THE DATA:

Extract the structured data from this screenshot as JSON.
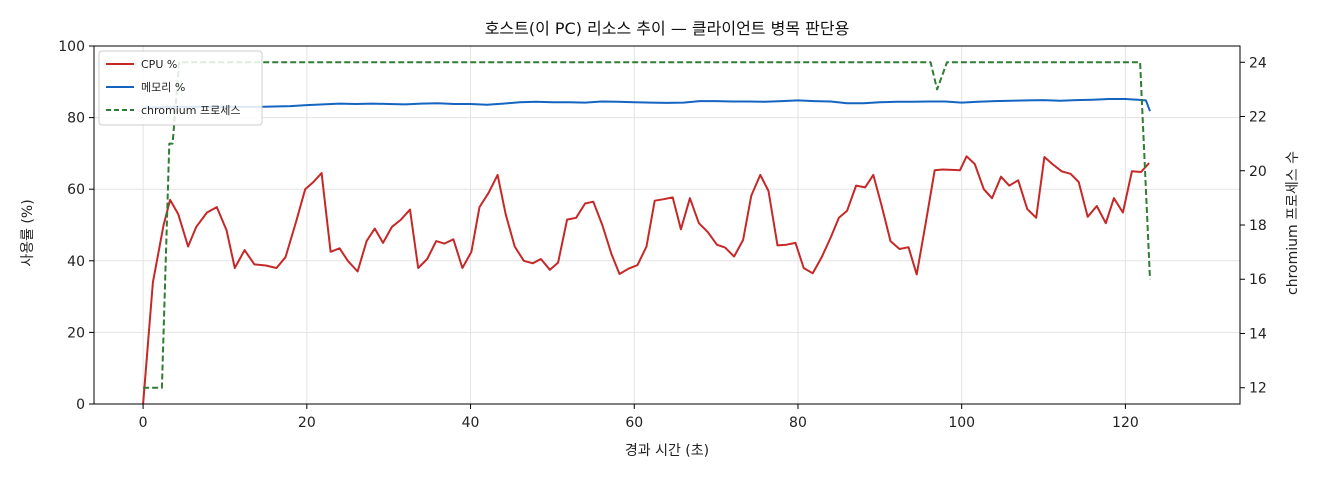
{
  "chart_data": {
    "type": "line",
    "title": "호스트(이 PC) 리소스 추이 — 클라이언트 병목 판단용",
    "xlabel": "경과 시간 (초)",
    "ylabel": "사용률 (%)",
    "ylabel_right": "chromium 프로세스 수",
    "xlim": [
      -6,
      134
    ],
    "ylim": [
      0,
      100
    ],
    "ylim_right": [
      11.4,
      24.6
    ],
    "x_ticks": [
      0,
      20,
      40,
      60,
      80,
      100,
      120
    ],
    "y_ticks": [
      0,
      20,
      40,
      60,
      80,
      100
    ],
    "y_ticks_right": [
      12,
      14,
      16,
      18,
      20,
      22,
      24
    ],
    "grid": true,
    "legend": "top-left",
    "series": [
      {
        "name": "CPU %",
        "axis": "left",
        "color": "#c62828",
        "dash": "solid",
        "points": [
          [
            0,
            0
          ],
          [
            1.2,
            34
          ],
          [
            2.5,
            50
          ],
          [
            3.3,
            57
          ],
          [
            4.3,
            53
          ],
          [
            5.5,
            44
          ],
          [
            6.5,
            49.5
          ],
          [
            7.8,
            53.5
          ],
          [
            9,
            55
          ],
          [
            10.2,
            48.5
          ],
          [
            11.2,
            38
          ],
          [
            12.4,
            43
          ],
          [
            13.6,
            39
          ],
          [
            15,
            38.7
          ],
          [
            16.3,
            38
          ],
          [
            17.4,
            41
          ],
          [
            18.7,
            51
          ],
          [
            19.8,
            60
          ],
          [
            20.8,
            62
          ],
          [
            21.8,
            64.5
          ],
          [
            22.9,
            42.5
          ],
          [
            24,
            43.5
          ],
          [
            25,
            40
          ],
          [
            26.2,
            37
          ],
          [
            27.3,
            45.5
          ],
          [
            28.3,
            49
          ],
          [
            29.3,
            45
          ],
          [
            30.4,
            49.5
          ],
          [
            31.5,
            51.5
          ],
          [
            32.6,
            54.3
          ],
          [
            33.6,
            38
          ],
          [
            34.7,
            40.5
          ],
          [
            35.8,
            45.5
          ],
          [
            36.8,
            44.8
          ],
          [
            37.9,
            46
          ],
          [
            39,
            38
          ],
          [
            40.1,
            42.5
          ],
          [
            41.1,
            55
          ],
          [
            42.2,
            59
          ],
          [
            43.3,
            64
          ],
          [
            44.3,
            53
          ],
          [
            45.4,
            44
          ],
          [
            46.5,
            40
          ],
          [
            47.6,
            39.3
          ],
          [
            48.6,
            40.5
          ],
          [
            49.7,
            37.5
          ],
          [
            50.7,
            39.5
          ],
          [
            51.8,
            51.5
          ],
          [
            52.9,
            52
          ],
          [
            54,
            56
          ],
          [
            55,
            56.5
          ],
          [
            56.1,
            50
          ],
          [
            57.2,
            42
          ],
          [
            58.2,
            36.3
          ],
          [
            59.3,
            37.8
          ],
          [
            60.4,
            38.8
          ],
          [
            61.5,
            44
          ],
          [
            62.5,
            56.8
          ],
          [
            63.6,
            57.2
          ],
          [
            64.7,
            57.7
          ],
          [
            65.7,
            48.8
          ],
          [
            66.8,
            57.5
          ],
          [
            67.9,
            50.5
          ],
          [
            69,
            48
          ],
          [
            70.1,
            44.5
          ],
          [
            71.1,
            43.7
          ],
          [
            72.2,
            41.2
          ],
          [
            73.3,
            45.8
          ],
          [
            74.3,
            58.2
          ],
          [
            75.4,
            64
          ],
          [
            76.4,
            59.5
          ],
          [
            77.5,
            44.3
          ],
          [
            78.6,
            44.5
          ],
          [
            79.7,
            45
          ],
          [
            80.7,
            38
          ],
          [
            81.8,
            36.5
          ],
          [
            82.9,
            41
          ],
          [
            84,
            46.5
          ],
          [
            85,
            52
          ],
          [
            86,
            54
          ],
          [
            87.1,
            61
          ],
          [
            88.2,
            60.5
          ],
          [
            89.2,
            64
          ],
          [
            90.2,
            55.5
          ],
          [
            91.3,
            45.5
          ],
          [
            92.4,
            43.3
          ],
          [
            93.5,
            43.8
          ],
          [
            94.5,
            36.2
          ],
          [
            95.6,
            50.5
          ],
          [
            96.7,
            65.3
          ],
          [
            97.7,
            65.5
          ],
          [
            98.8,
            65.4
          ],
          [
            99.8,
            65.3
          ],
          [
            100.6,
            69.2
          ],
          [
            101.6,
            67
          ],
          [
            102.7,
            60
          ],
          [
            103.7,
            57.5
          ],
          [
            104.8,
            63.5
          ],
          [
            105.8,
            61
          ],
          [
            106.9,
            62.5
          ],
          [
            108,
            54.5
          ],
          [
            109.1,
            52
          ],
          [
            110.1,
            69
          ],
          [
            111.1,
            67
          ],
          [
            112.2,
            65
          ],
          [
            113.3,
            64.3
          ],
          [
            114.3,
            62
          ],
          [
            115.4,
            52.3
          ],
          [
            116.5,
            55.3
          ],
          [
            117.6,
            50.5
          ],
          [
            118.6,
            57.5
          ],
          [
            119.7,
            53.5
          ],
          [
            120.8,
            65
          ],
          [
            121.9,
            64.8
          ],
          [
            122.9,
            67.3
          ]
        ]
      },
      {
        "name": "메모리 %",
        "axis": "left",
        "color": "#1565c0",
        "dash": "solid",
        "points": [
          [
            0,
            82.8
          ],
          [
            2,
            82.9
          ],
          [
            4,
            83
          ],
          [
            6,
            83
          ],
          [
            8,
            83
          ],
          [
            10,
            83
          ],
          [
            12,
            83
          ],
          [
            14,
            83
          ],
          [
            16,
            83.1
          ],
          [
            18,
            83.2
          ],
          [
            20,
            83.5
          ],
          [
            22,
            83.7
          ],
          [
            24,
            83.9
          ],
          [
            26,
            83.8
          ],
          [
            28,
            83.9
          ],
          [
            30,
            83.8
          ],
          [
            32,
            83.7
          ],
          [
            34,
            83.9
          ],
          [
            36,
            84
          ],
          [
            38,
            83.8
          ],
          [
            40,
            83.8
          ],
          [
            42,
            83.6
          ],
          [
            44,
            83.9
          ],
          [
            46,
            84.3
          ],
          [
            48,
            84.4
          ],
          [
            50,
            84.3
          ],
          [
            52,
            84.3
          ],
          [
            54,
            84.2
          ],
          [
            56,
            84.5
          ],
          [
            58,
            84.4
          ],
          [
            60,
            84.3
          ],
          [
            62,
            84.2
          ],
          [
            64,
            84.1
          ],
          [
            66,
            84.2
          ],
          [
            68,
            84.6
          ],
          [
            70,
            84.6
          ],
          [
            72,
            84.5
          ],
          [
            74,
            84.5
          ],
          [
            76,
            84.4
          ],
          [
            78,
            84.6
          ],
          [
            80,
            84.8
          ],
          [
            82,
            84.6
          ],
          [
            84,
            84.5
          ],
          [
            86,
            84
          ],
          [
            88,
            84
          ],
          [
            90,
            84.3
          ],
          [
            92,
            84.4
          ],
          [
            94,
            84.4
          ],
          [
            96,
            84.5
          ],
          [
            98,
            84.5
          ],
          [
            100,
            84.2
          ],
          [
            102,
            84.4
          ],
          [
            104,
            84.6
          ],
          [
            106,
            84.7
          ],
          [
            108,
            84.8
          ],
          [
            110,
            84.9
          ],
          [
            112,
            84.7
          ],
          [
            114,
            84.9
          ],
          [
            116,
            85
          ],
          [
            118,
            85.2
          ],
          [
            120,
            85.2
          ],
          [
            121.5,
            85
          ],
          [
            122.5,
            84.8
          ],
          [
            123,
            81.8
          ]
        ]
      },
      {
        "name": "chromium 프로세스",
        "axis": "right",
        "color": "#2e7d32",
        "dash": "dashed",
        "points": [
          [
            0,
            12
          ],
          [
            2.3,
            12
          ],
          [
            3.2,
            21
          ],
          [
            3.6,
            21
          ],
          [
            4.4,
            24
          ],
          [
            96.2,
            24
          ],
          [
            97,
            23
          ],
          [
            98.2,
            24
          ],
          [
            121.8,
            24
          ],
          [
            123,
            16
          ]
        ]
      }
    ]
  }
}
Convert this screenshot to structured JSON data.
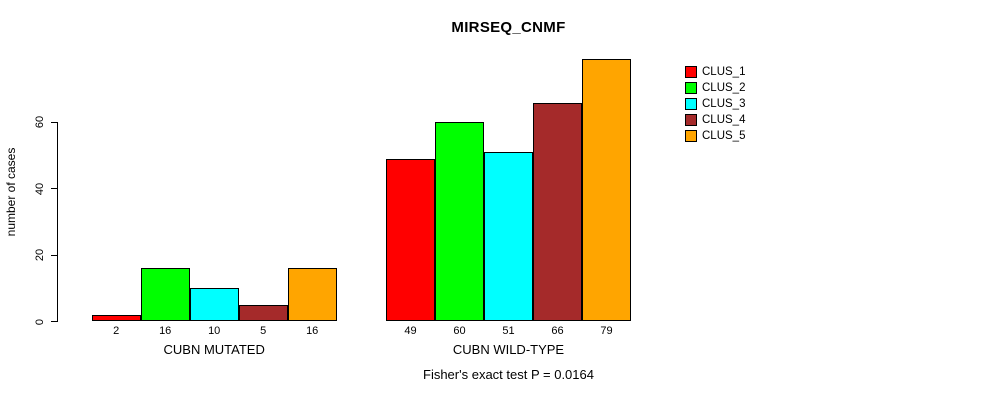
{
  "chart_data": {
    "type": "bar",
    "title": "MIRSEQ_CNMF",
    "ylabel": "number of cases",
    "xlabel": "",
    "ylim": [
      0,
      79
    ],
    "yticks": [
      0,
      20,
      40,
      60
    ],
    "grid": false,
    "legend_position": "right",
    "background_color": "#FFFFFF",
    "bar_border_color": "#000000",
    "series": [
      {
        "name": "CLUS_1",
        "color": "#FF0000"
      },
      {
        "name": "CLUS_2",
        "color": "#00FF00"
      },
      {
        "name": "CLUS_3",
        "color": "#00FFFF"
      },
      {
        "name": "CLUS_4",
        "color": "#A52A2A"
      },
      {
        "name": "CLUS_5",
        "color": "#FFA500"
      }
    ],
    "groups": [
      {
        "label": "CUBN MUTATED",
        "values": [
          2,
          16,
          10,
          5,
          16
        ]
      },
      {
        "label": "CUBN WILD-TYPE",
        "values": [
          49,
          60,
          51,
          66,
          79
        ]
      }
    ],
    "bar_value_labels_shown": true,
    "annotation": "Fisher's exact test P = 0.0164"
  }
}
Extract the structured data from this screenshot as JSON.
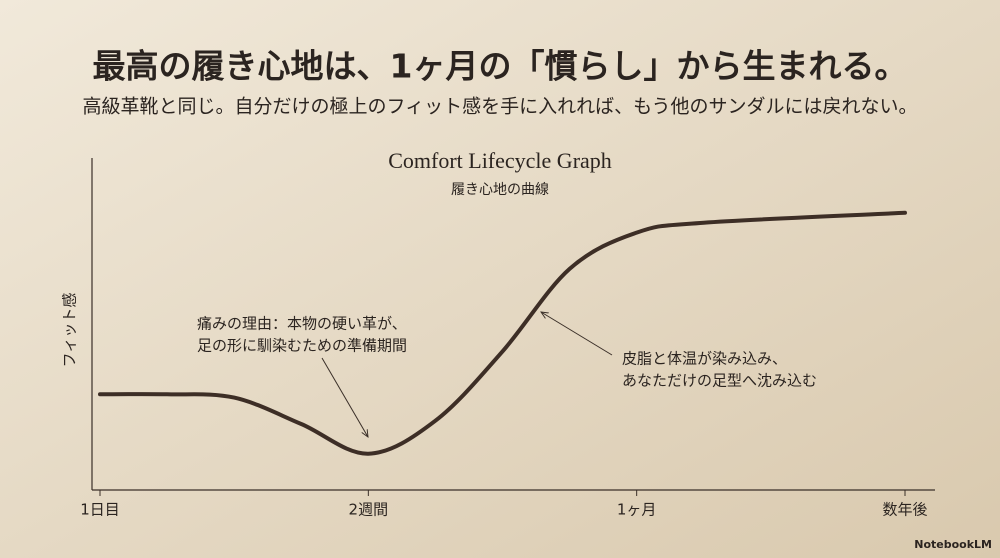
{
  "header": {
    "title": "最高の履き心地は、1ヶ月の「慣らし」から生まれる。",
    "subtitle": "高級革靴と同じ。自分だけの極上のフィット感を手に入れれば、もう他のサンダルには戻れない。"
  },
  "chart_data": {
    "type": "line",
    "title": "Comfort Lifecycle Graph",
    "subtitle": "履き心地の曲線",
    "y_label": "フィット感",
    "xlim": [
      0,
      3
    ],
    "ylim": [
      0,
      100
    ],
    "xticks": [
      {
        "value": 0,
        "label": "1日目"
      },
      {
        "value": 1,
        "label": "2週間"
      },
      {
        "value": 2,
        "label": "1ヶ月"
      },
      {
        "value": 3,
        "label": "数年後"
      }
    ],
    "series": [
      {
        "color": "#3d2e26",
        "x": [
          0,
          0.25,
          0.5,
          0.75,
          1,
          1.25,
          1.5,
          1.75,
          2,
          2.25,
          3
        ],
        "values": [
          29,
          29,
          28,
          20,
          11,
          21,
          42,
          67,
          78,
          81,
          84
        ]
      }
    ],
    "annotations": [
      {
        "lines": [
          "痛みの理由：本物の硬い革が、",
          "足の形に馴染むための準備期間"
        ]
      },
      {
        "lines": [
          "皮脂と体温が染み込み、",
          "あなただけの足型へ沈み込む"
        ]
      }
    ]
  },
  "footer": {
    "brand": "NotebookLM"
  }
}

WHAT TO WORK ON:
Return a copy of every line that includes the word "name".

TASK RESULT:
        "name": "CPU %",
        "name": "메모리 %",
        "name": "chromium 프로세스",
        "name": "CLUS_1",
        "name": "CLUS_2",
        "name": "CLUS_3",
        "name": "CLUS_4",
        "name": "CLUS_5",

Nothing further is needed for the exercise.